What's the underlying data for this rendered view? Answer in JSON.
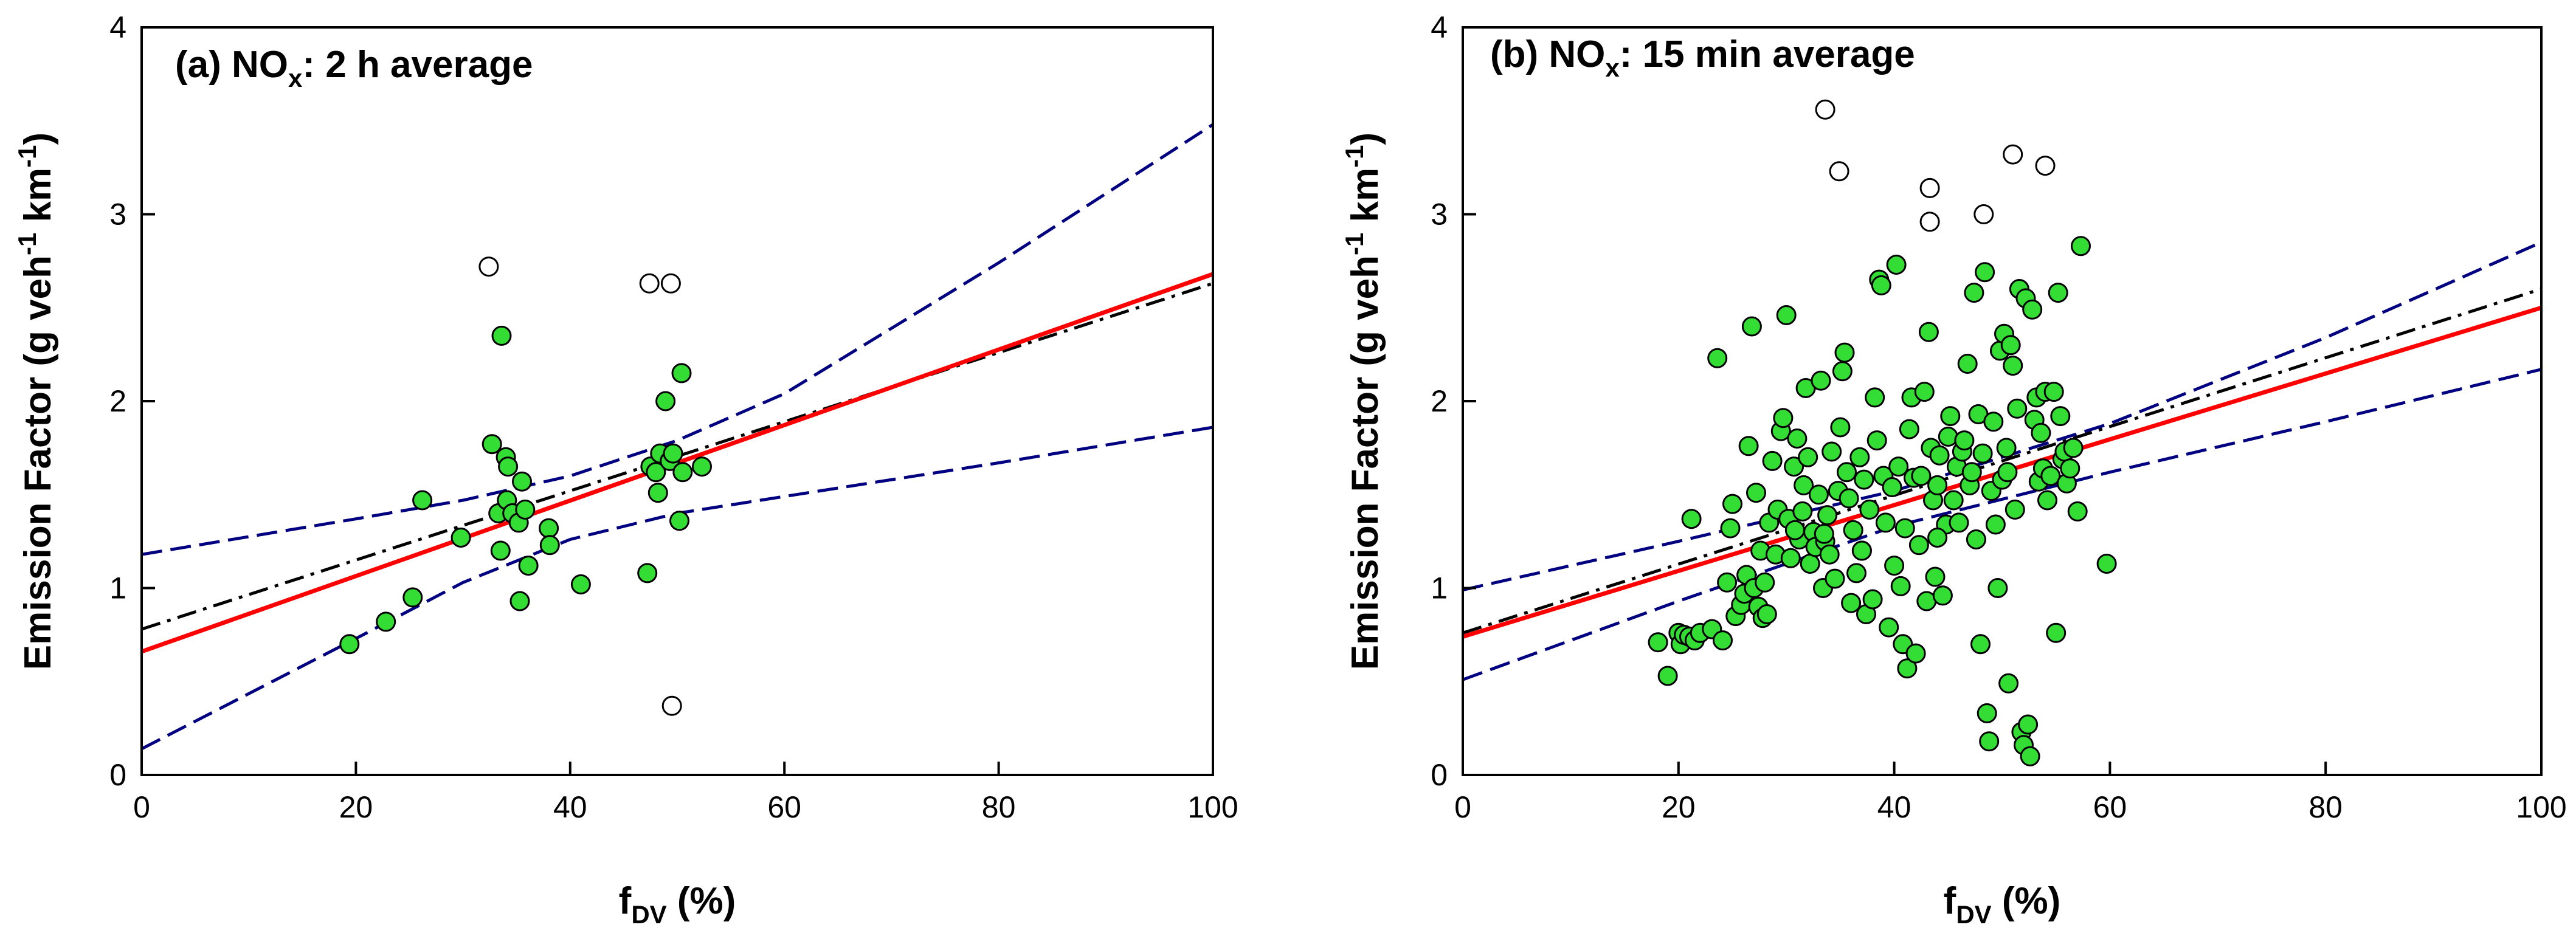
{
  "chart_data": [
    {
      "type": "scatter",
      "title_prefix": "(a) NO",
      "title_sub": "x",
      "title_suffix": ": 2 h average",
      "ylabel_main": "Emission Factor (g veh",
      "ylabel_sup1": "-1",
      "ylabel_mid": " km",
      "ylabel_sup2": "-1",
      "ylabel_end": ")",
      "xlabel_main": "f",
      "xlabel_sub": "DV",
      "xlabel_end": " (%)",
      "xlim": [
        0,
        100
      ],
      "ylim": [
        0,
        4
      ],
      "xticks": [
        "0",
        "20",
        "40",
        "60",
        "80",
        "100"
      ],
      "yticks": [
        "0",
        "1",
        "2",
        "3",
        "4"
      ],
      "grid": false,
      "series": [
        {
          "name": "data",
          "marker": "filled-circle",
          "color": "#33dd33",
          "points": [
            [
              19.4,
              0.7
            ],
            [
              22.8,
              0.82
            ],
            [
              25.3,
              0.95
            ],
            [
              26.2,
              1.47
            ],
            [
              29.8,
              1.27
            ],
            [
              32.7,
              1.77
            ],
            [
              33.3,
              1.4
            ],
            [
              33.5,
              1.2
            ],
            [
              33.6,
              2.35
            ],
            [
              34.0,
              1.7
            ],
            [
              34.1,
              1.47
            ],
            [
              34.2,
              1.65
            ],
            [
              34.6,
              1.4
            ],
            [
              35.2,
              1.35
            ],
            [
              35.3,
              0.93
            ],
            [
              35.5,
              1.57
            ],
            [
              35.8,
              1.42
            ],
            [
              36.1,
              1.12
            ],
            [
              38.0,
              1.32
            ],
            [
              38.1,
              1.23
            ],
            [
              41.0,
              1.02
            ],
            [
              47.2,
              1.08
            ],
            [
              47.5,
              1.65
            ],
            [
              48.0,
              1.62
            ],
            [
              48.2,
              1.51
            ],
            [
              48.4,
              1.72
            ],
            [
              48.9,
              2.0
            ],
            [
              49.3,
              1.68
            ],
            [
              49.6,
              1.72
            ],
            [
              50.2,
              1.36
            ],
            [
              50.5,
              1.62
            ],
            [
              50.4,
              2.15
            ],
            [
              52.3,
              1.65
            ]
          ]
        },
        {
          "name": "outliers",
          "marker": "open-circle",
          "points": [
            [
              32.4,
              2.72
            ],
            [
              47.4,
              2.63
            ],
            [
              49.4,
              2.63
            ],
            [
              49.5,
              0.37
            ]
          ]
        }
      ],
      "lines": [
        {
          "name": "regression",
          "style": "solid",
          "color": "#ff0000",
          "x": [
            0,
            100
          ],
          "y": [
            0.66,
            2.68
          ]
        },
        {
          "name": "fit",
          "style": "dash-dot",
          "color": "#000000",
          "x": [
            0,
            100
          ],
          "y": [
            0.78,
            2.63
          ]
        },
        {
          "name": "upper confidence band",
          "style": "dashed",
          "color": "#000080",
          "x": [
            0,
            20,
            30,
            40,
            50,
            60,
            80,
            100
          ],
          "y": [
            1.18,
            1.37,
            1.47,
            1.6,
            1.79,
            2.04,
            2.74,
            3.48
          ]
        },
        {
          "name": "lower confidence band",
          "style": "dashed",
          "color": "#000080",
          "x": [
            0,
            20,
            30,
            40,
            50,
            60,
            80,
            100
          ],
          "y": [
            0.14,
            0.73,
            1.03,
            1.26,
            1.4,
            1.49,
            1.67,
            1.86
          ]
        }
      ]
    },
    {
      "type": "scatter",
      "title_prefix": "(b) NO",
      "title_sub": "x",
      "title_suffix": ": 15 min average",
      "ylabel_main": "Emission Factor (g veh",
      "ylabel_sup1": "-1",
      "ylabel_mid": " km",
      "ylabel_sup2": "-1",
      "ylabel_end": ")",
      "xlabel_main": "f",
      "xlabel_sub": "DV",
      "xlabel_end": " (%)",
      "xlim": [
        0,
        100
      ],
      "ylim": [
        0,
        4
      ],
      "xticks": [
        "0",
        "20",
        "40",
        "60",
        "80",
        "100"
      ],
      "yticks": [
        "0",
        "1",
        "2",
        "3",
        "4"
      ],
      "grid": false,
      "series": [
        {
          "name": "data",
          "marker": "filled-circle",
          "color": "#33dd33",
          "points": [
            [
              18.1,
              0.71
            ],
            [
              19.0,
              0.53
            ],
            [
              20.0,
              0.76
            ],
            [
              20.2,
              0.7
            ],
            [
              20.5,
              0.75
            ],
            [
              21.0,
              0.74
            ],
            [
              21.2,
              1.37
            ],
            [
              21.5,
              0.72
            ],
            [
              22.0,
              0.76
            ],
            [
              23.1,
              0.78
            ],
            [
              23.6,
              2.23
            ],
            [
              24.1,
              0.72
            ],
            [
              24.5,
              1.03
            ],
            [
              24.8,
              1.32
            ],
            [
              25.0,
              1.45
            ],
            [
              25.3,
              0.85
            ],
            [
              25.8,
              0.91
            ],
            [
              26.1,
              0.97
            ],
            [
              26.3,
              1.07
            ],
            [
              26.5,
              1.76
            ],
            [
              26.8,
              2.4
            ],
            [
              27.0,
              1.0
            ],
            [
              27.2,
              1.51
            ],
            [
              27.4,
              0.9
            ],
            [
              27.6,
              1.2
            ],
            [
              27.8,
              0.84
            ],
            [
              28.0,
              1.03
            ],
            [
              28.2,
              0.86
            ],
            [
              28.4,
              1.35
            ],
            [
              28.7,
              1.68
            ],
            [
              29.0,
              1.18
            ],
            [
              29.2,
              1.42
            ],
            [
              29.5,
              1.84
            ],
            [
              29.7,
              1.91
            ],
            [
              30.0,
              2.46
            ],
            [
              30.2,
              1.37
            ],
            [
              30.4,
              1.16
            ],
            [
              30.7,
              1.65
            ],
            [
              31.0,
              1.8
            ],
            [
              31.2,
              1.26
            ],
            [
              31.5,
              1.41
            ],
            [
              31.6,
              1.55
            ],
            [
              31.8,
              2.07
            ],
            [
              32.0,
              1.7
            ],
            [
              32.2,
              1.13
            ],
            [
              32.5,
              1.3
            ],
            [
              32.7,
              1.22
            ],
            [
              33.0,
              1.5
            ],
            [
              33.2,
              2.11
            ],
            [
              33.4,
              1.0
            ],
            [
              33.6,
              1.25
            ],
            [
              33.8,
              1.39
            ],
            [
              34.0,
              1.18
            ],
            [
              34.2,
              1.73
            ],
            [
              34.5,
              1.05
            ],
            [
              34.8,
              1.52
            ],
            [
              35.0,
              1.86
            ],
            [
              35.2,
              2.16
            ],
            [
              35.4,
              2.26
            ],
            [
              35.6,
              1.62
            ],
            [
              35.8,
              1.48
            ],
            [
              36.0,
              0.92
            ],
            [
              36.2,
              1.31
            ],
            [
              36.5,
              1.08
            ],
            [
              36.8,
              1.7
            ],
            [
              37.0,
              1.2
            ],
            [
              37.2,
              1.58
            ],
            [
              37.4,
              0.86
            ],
            [
              37.7,
              1.42
            ],
            [
              38.0,
              0.94
            ],
            [
              38.2,
              2.02
            ],
            [
              38.4,
              1.79
            ],
            [
              38.6,
              2.65
            ],
            [
              38.8,
              2.62
            ],
            [
              39.0,
              1.6
            ],
            [
              39.2,
              1.35
            ],
            [
              39.5,
              0.79
            ],
            [
              39.8,
              1.54
            ],
            [
              40.0,
              1.12
            ],
            [
              40.2,
              2.73
            ],
            [
              40.4,
              1.65
            ],
            [
              40.6,
              1.01
            ],
            [
              40.8,
              0.7
            ],
            [
              41.0,
              1.32
            ],
            [
              41.2,
              0.57
            ],
            [
              41.4,
              1.85
            ],
            [
              41.6,
              2.02
            ],
            [
              41.8,
              1.59
            ],
            [
              42.0,
              0.65
            ],
            [
              42.3,
              1.23
            ],
            [
              42.5,
              1.6
            ],
            [
              42.8,
              2.05
            ],
            [
              43.0,
              0.93
            ],
            [
              43.2,
              2.37
            ],
            [
              43.4,
              1.75
            ],
            [
              43.6,
              1.47
            ],
            [
              43.8,
              1.06
            ],
            [
              44.0,
              1.55
            ],
            [
              44.2,
              1.71
            ],
            [
              44.5,
              0.96
            ],
            [
              44.8,
              1.34
            ],
            [
              45.0,
              1.81
            ],
            [
              45.2,
              1.92
            ],
            [
              45.5,
              1.47
            ],
            [
              45.8,
              1.65
            ],
            [
              46.0,
              1.35
            ],
            [
              46.3,
              1.73
            ],
            [
              46.5,
              1.79
            ],
            [
              46.8,
              2.2
            ],
            [
              47.0,
              1.55
            ],
            [
              47.2,
              1.62
            ],
            [
              47.4,
              2.58
            ],
            [
              47.6,
              1.26
            ],
            [
              47.8,
              1.93
            ],
            [
              48.0,
              0.7
            ],
            [
              48.2,
              1.72
            ],
            [
              48.4,
              2.69
            ],
            [
              48.6,
              0.33
            ],
            [
              48.8,
              0.18
            ],
            [
              49.0,
              1.52
            ],
            [
              49.2,
              1.89
            ],
            [
              49.4,
              1.34
            ],
            [
              49.6,
              1.0
            ],
            [
              49.8,
              2.27
            ],
            [
              50.0,
              1.58
            ],
            [
              50.2,
              2.36
            ],
            [
              50.4,
              1.75
            ],
            [
              50.6,
              0.49
            ],
            [
              50.8,
              2.3
            ],
            [
              51.0,
              2.19
            ],
            [
              51.2,
              1.42
            ],
            [
              51.4,
              1.96
            ],
            [
              51.6,
              2.6
            ],
            [
              51.8,
              0.23
            ],
            [
              52.0,
              0.16
            ],
            [
              52.2,
              2.55
            ],
            [
              52.4,
              0.27
            ],
            [
              52.6,
              0.1
            ],
            [
              52.8,
              2.49
            ],
            [
              53.0,
              1.9
            ],
            [
              53.2,
              2.02
            ],
            [
              53.4,
              1.57
            ],
            [
              53.6,
              1.83
            ],
            [
              53.8,
              1.64
            ],
            [
              54.0,
              2.05
            ],
            [
              54.2,
              1.47
            ],
            [
              54.5,
              1.6
            ],
            [
              54.8,
              2.05
            ],
            [
              55.0,
              0.76
            ],
            [
              55.2,
              2.58
            ],
            [
              55.4,
              1.92
            ],
            [
              55.6,
              1.69
            ],
            [
              55.8,
              1.73
            ],
            [
              56.0,
              1.56
            ],
            [
              56.3,
              1.64
            ],
            [
              56.6,
              1.75
            ],
            [
              57.0,
              1.41
            ],
            [
              57.3,
              2.83
            ],
            [
              59.7,
              1.13
            ],
            [
              50.5,
              1.62
            ],
            [
              44.0,
              1.27
            ],
            [
              37.0,
              1.2
            ],
            [
              30.8,
              1.31
            ],
            [
              33.5,
              1.29
            ]
          ]
        },
        {
          "name": "outliers",
          "marker": "open-circle",
          "points": [
            [
              33.6,
              3.56
            ],
            [
              34.9,
              3.23
            ],
            [
              43.3,
              3.14
            ],
            [
              43.3,
              2.96
            ],
            [
              48.3,
              3.0
            ],
            [
              51.0,
              3.32
            ],
            [
              54.0,
              3.26
            ]
          ]
        }
      ],
      "lines": [
        {
          "name": "regression",
          "style": "solid",
          "color": "#ff0000",
          "x": [
            0,
            100
          ],
          "y": [
            0.74,
            2.5
          ]
        },
        {
          "name": "fit",
          "style": "dash-dot",
          "color": "#000000",
          "x": [
            0,
            100
          ],
          "y": [
            0.76,
            2.6
          ]
        },
        {
          "name": "upper confidence band",
          "style": "dashed",
          "color": "#000080",
          "x": [
            0,
            20,
            40,
            60,
            80,
            100
          ],
          "y": [
            0.99,
            1.25,
            1.52,
            1.88,
            2.34,
            2.85
          ]
        },
        {
          "name": "lower confidence band",
          "style": "dashed",
          "color": "#000080",
          "x": [
            0,
            20,
            40,
            60,
            80,
            100
          ],
          "y": [
            0.51,
            0.93,
            1.33,
            1.62,
            1.89,
            2.17
          ]
        }
      ]
    }
  ]
}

## TO BE DONE
Where does the word "average" appear? Return each line that holds it.

## ANSWER TO THE EXERCISE
      "title_suffix": ": 2 h average",
      "title_suffix": ": 15 min average",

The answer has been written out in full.